» EXERCISE AIM:
Where the data below has the string "flag", return the whole line.

» DATA TO PROCESS:
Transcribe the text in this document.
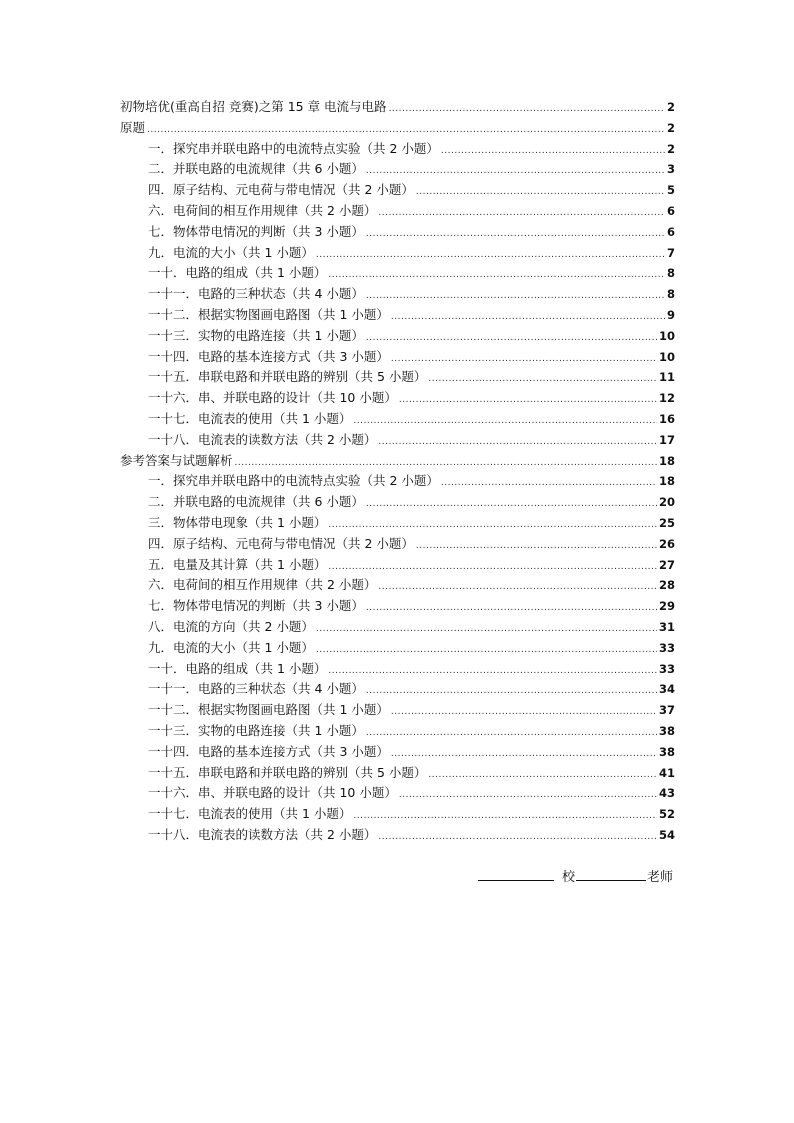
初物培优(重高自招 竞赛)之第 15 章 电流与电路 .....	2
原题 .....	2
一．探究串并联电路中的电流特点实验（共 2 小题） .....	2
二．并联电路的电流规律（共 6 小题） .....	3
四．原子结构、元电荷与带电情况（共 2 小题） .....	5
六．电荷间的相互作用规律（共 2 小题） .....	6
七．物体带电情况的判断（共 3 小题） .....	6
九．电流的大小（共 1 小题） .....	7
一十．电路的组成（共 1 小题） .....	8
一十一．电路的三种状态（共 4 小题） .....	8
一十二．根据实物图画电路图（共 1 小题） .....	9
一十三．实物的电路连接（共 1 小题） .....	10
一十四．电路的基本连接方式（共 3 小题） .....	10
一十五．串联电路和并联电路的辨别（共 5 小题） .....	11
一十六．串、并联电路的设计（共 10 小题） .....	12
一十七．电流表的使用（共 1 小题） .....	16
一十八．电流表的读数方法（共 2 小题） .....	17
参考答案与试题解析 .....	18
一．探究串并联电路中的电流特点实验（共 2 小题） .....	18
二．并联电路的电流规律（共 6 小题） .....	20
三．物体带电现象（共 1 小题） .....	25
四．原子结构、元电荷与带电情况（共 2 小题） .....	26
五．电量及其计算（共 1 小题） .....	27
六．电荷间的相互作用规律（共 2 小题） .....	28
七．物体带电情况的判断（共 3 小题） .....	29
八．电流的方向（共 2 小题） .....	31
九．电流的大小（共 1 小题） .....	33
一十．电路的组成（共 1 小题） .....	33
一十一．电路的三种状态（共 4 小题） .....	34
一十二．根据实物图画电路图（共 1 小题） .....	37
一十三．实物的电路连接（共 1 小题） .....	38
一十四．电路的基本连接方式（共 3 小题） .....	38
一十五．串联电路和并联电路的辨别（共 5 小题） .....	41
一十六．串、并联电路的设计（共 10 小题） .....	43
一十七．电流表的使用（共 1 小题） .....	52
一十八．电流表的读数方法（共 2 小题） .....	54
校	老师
--
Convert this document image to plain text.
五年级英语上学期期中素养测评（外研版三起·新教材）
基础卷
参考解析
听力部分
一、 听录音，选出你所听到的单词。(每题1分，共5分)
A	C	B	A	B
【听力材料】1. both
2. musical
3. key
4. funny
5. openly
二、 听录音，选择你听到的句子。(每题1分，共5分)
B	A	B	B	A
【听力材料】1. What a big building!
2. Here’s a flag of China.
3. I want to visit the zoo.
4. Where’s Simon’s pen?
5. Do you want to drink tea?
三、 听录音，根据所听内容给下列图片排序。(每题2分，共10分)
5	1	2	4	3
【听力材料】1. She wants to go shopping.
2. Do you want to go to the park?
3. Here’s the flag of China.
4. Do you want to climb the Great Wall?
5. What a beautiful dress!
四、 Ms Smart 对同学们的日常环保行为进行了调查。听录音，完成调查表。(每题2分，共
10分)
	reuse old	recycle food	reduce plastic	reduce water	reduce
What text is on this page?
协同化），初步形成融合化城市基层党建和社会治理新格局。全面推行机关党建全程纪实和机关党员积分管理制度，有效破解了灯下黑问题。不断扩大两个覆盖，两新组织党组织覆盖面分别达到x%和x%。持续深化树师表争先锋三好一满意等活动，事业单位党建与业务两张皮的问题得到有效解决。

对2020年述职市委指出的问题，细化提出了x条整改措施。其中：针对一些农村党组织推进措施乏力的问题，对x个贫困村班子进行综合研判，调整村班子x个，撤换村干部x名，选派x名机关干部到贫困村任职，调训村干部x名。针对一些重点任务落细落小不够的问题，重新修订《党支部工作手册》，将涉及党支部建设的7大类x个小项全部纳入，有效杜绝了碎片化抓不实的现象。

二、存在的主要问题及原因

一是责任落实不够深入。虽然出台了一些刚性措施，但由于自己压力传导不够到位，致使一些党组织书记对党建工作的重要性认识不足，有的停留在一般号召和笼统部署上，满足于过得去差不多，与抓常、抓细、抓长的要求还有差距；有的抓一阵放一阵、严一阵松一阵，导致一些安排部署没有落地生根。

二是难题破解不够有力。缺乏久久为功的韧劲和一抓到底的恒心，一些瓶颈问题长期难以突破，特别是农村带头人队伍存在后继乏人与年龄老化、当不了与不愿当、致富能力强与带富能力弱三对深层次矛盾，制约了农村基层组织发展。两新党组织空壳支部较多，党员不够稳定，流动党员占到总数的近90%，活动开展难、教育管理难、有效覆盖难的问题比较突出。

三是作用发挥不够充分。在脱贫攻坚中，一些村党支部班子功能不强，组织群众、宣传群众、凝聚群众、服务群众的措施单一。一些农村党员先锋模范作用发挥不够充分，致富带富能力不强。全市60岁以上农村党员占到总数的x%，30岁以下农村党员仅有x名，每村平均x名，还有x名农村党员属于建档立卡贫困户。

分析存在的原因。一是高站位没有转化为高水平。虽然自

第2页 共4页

» CORRECT RESULT:
2. Here’s a flag of China.
3. Here’s the flag of China.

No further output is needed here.